== THE INPUT ==
▼

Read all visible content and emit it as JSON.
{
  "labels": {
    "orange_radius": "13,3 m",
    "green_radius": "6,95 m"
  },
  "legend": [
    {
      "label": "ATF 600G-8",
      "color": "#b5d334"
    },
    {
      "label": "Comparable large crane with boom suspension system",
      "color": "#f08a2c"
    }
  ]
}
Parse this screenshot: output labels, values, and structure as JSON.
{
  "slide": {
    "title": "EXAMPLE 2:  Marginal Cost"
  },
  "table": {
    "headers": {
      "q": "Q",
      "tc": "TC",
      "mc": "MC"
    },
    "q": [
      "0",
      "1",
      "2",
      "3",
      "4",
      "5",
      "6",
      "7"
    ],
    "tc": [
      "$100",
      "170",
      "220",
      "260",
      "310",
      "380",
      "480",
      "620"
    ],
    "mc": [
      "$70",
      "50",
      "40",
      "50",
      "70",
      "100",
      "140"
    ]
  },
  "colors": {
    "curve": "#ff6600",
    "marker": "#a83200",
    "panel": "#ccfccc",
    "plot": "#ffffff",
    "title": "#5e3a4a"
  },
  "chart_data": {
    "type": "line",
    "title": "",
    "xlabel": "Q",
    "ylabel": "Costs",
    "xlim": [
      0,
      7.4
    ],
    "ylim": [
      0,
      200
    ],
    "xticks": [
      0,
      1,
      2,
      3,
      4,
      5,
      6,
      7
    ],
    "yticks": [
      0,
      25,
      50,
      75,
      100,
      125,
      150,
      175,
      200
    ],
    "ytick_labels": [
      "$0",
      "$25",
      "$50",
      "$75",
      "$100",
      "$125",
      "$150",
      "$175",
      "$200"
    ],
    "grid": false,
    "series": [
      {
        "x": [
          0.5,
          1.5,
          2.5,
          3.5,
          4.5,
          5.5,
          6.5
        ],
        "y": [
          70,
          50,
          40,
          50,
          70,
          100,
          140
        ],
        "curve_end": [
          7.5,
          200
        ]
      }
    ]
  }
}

▲

== EXERCISE GOAL ==
From the listing above, pick out each line where the word "title" appears.

== RESULT BELOW ==
    "title": "EXAMPLE 2:  Marginal Cost"
    "title": "#5e3a4a"
    "title": "",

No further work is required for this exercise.